§ **Task**: Only lines holding the word "dashed" should be copied from the material.

§ **Records to use**:
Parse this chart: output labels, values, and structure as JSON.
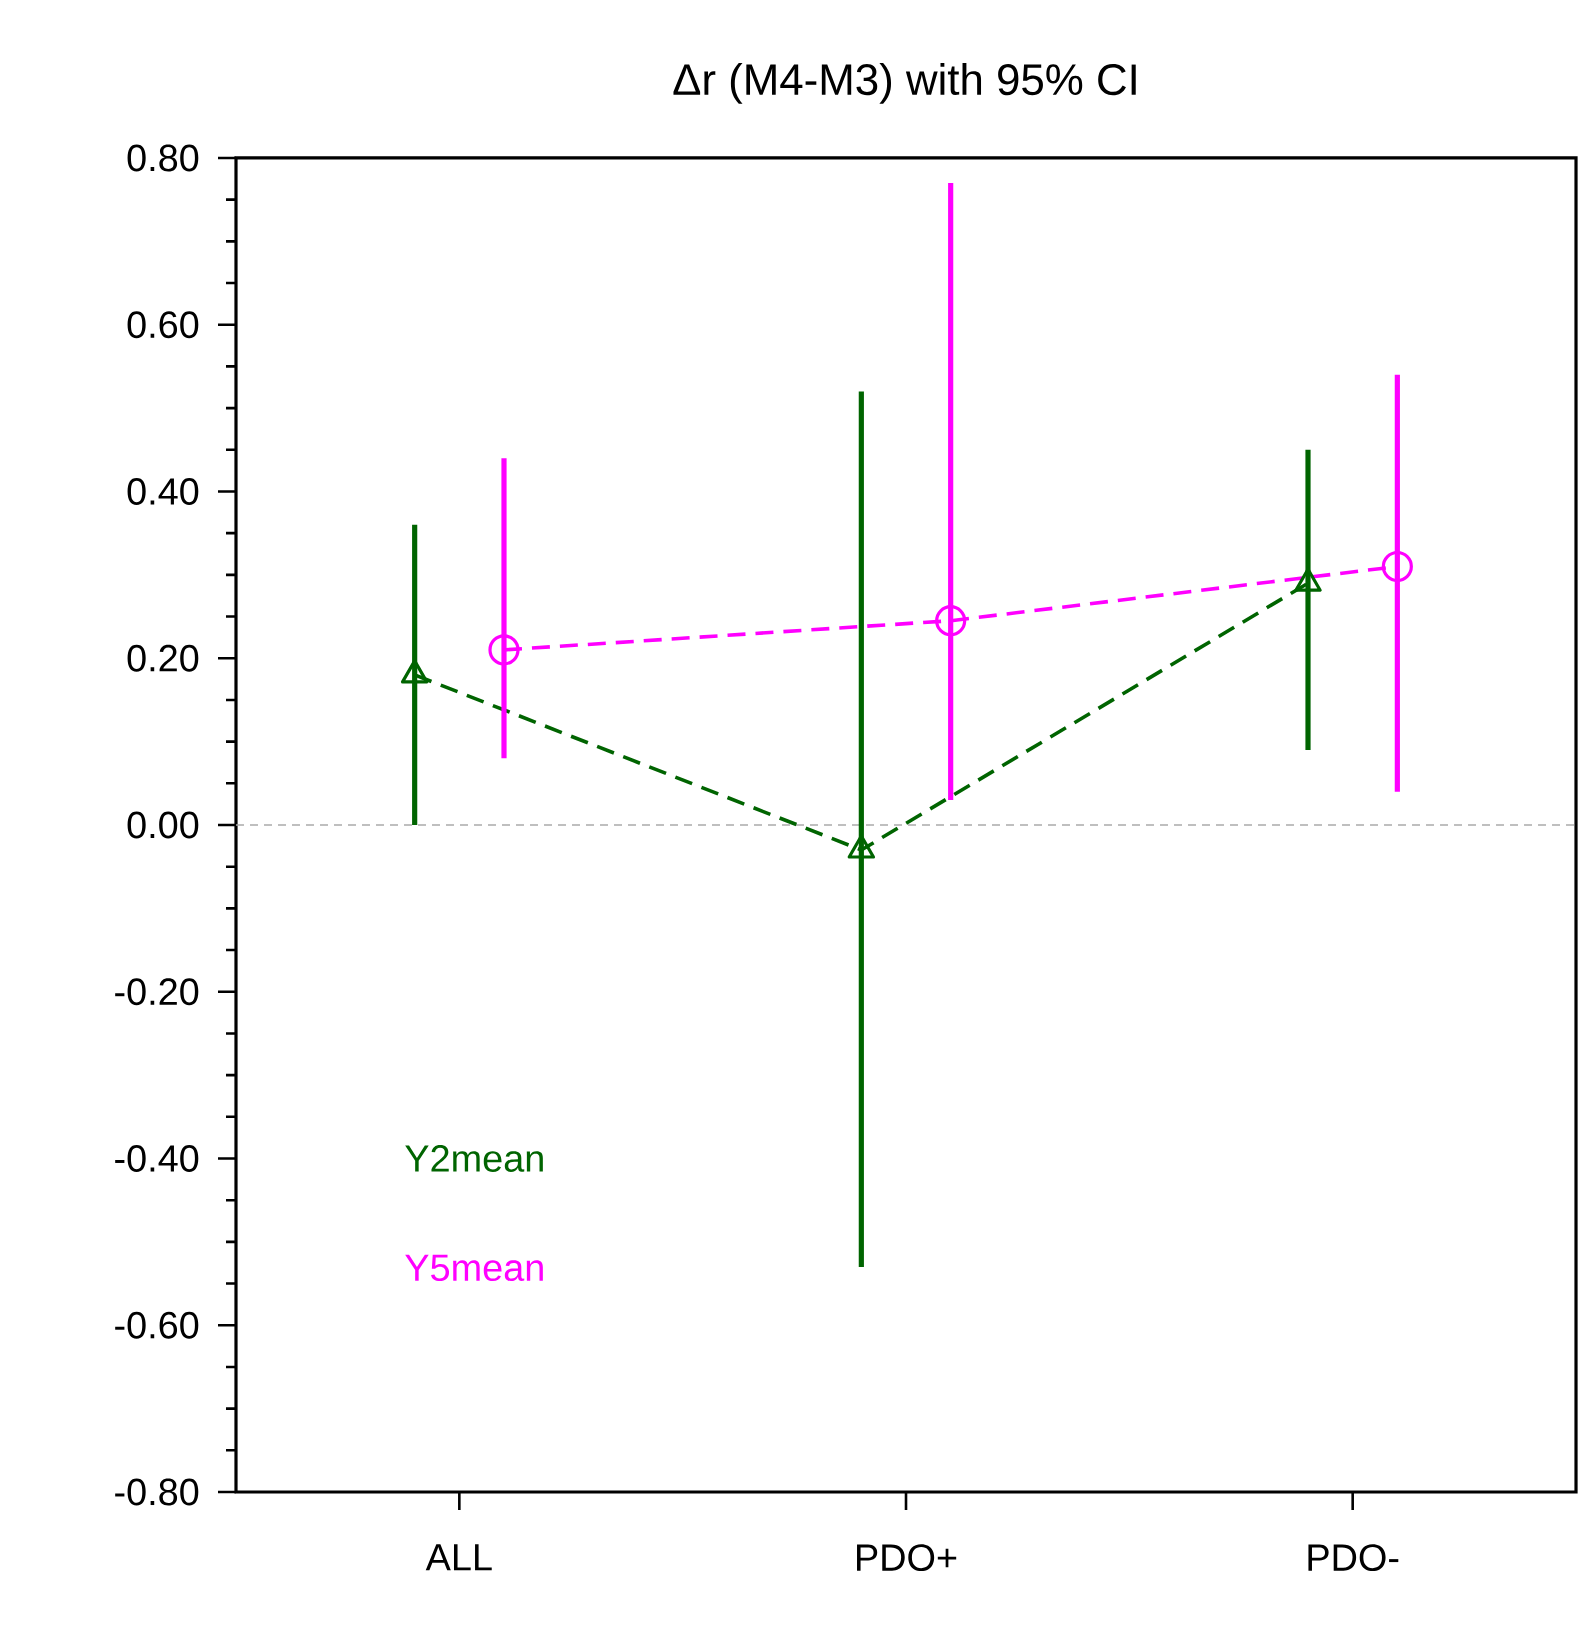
{
  "chart_data": {
    "type": "line",
    "title": "Δr (M4-M3) with 95% CI",
    "categories": [
      "ALL",
      "PDO+",
      "PDO-"
    ],
    "series": [
      {
        "name": "Y2mean",
        "color": "#006400",
        "marker": "triangle",
        "values": [
          0.18,
          -0.03,
          0.29
        ],
        "errors": [
          [
            0.0,
            0.36
          ],
          [
            -0.53,
            0.52
          ],
          [
            0.09,
            0.45
          ]
        ]
      },
      {
        "name": "Y5mean",
        "color": "#ff00ff",
        "marker": "circle",
        "values": [
          0.21,
          0.245,
          0.31
        ],
        "errors": [
          [
            0.08,
            0.44
          ],
          [
            0.03,
            0.77
          ],
          [
            0.04,
            0.54
          ]
        ]
      }
    ],
    "line_style": "dashed",
    "ylim": [
      -0.8,
      0.8
    ],
    "yticks": [
      {
        "value": -0.8,
        "label": "-0.80"
      },
      {
        "value": -0.6,
        "label": "-0.60"
      },
      {
        "value": -0.4,
        "label": "-0.40"
      },
      {
        "value": -0.2,
        "label": "-0.20"
      },
      {
        "value": 0,
        "label": "0.00"
      },
      {
        "value": 0.2,
        "label": "0.20"
      },
      {
        "value": 0.4,
        "label": "0.40"
      },
      {
        "value": 0.6,
        "label": "0.60"
      },
      {
        "value": 0.8,
        "label": "0.80"
      }
    ],
    "ref_lines": [
      {
        "axis": "y",
        "value": 0,
        "color": "#aaaaaa",
        "line_style": "dashed"
      }
    ],
    "legend": "bottom left",
    "grid": false
  }
}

§ **Response to the exercise**:
    "line_style": "dashed",
        "line_style": "dashed"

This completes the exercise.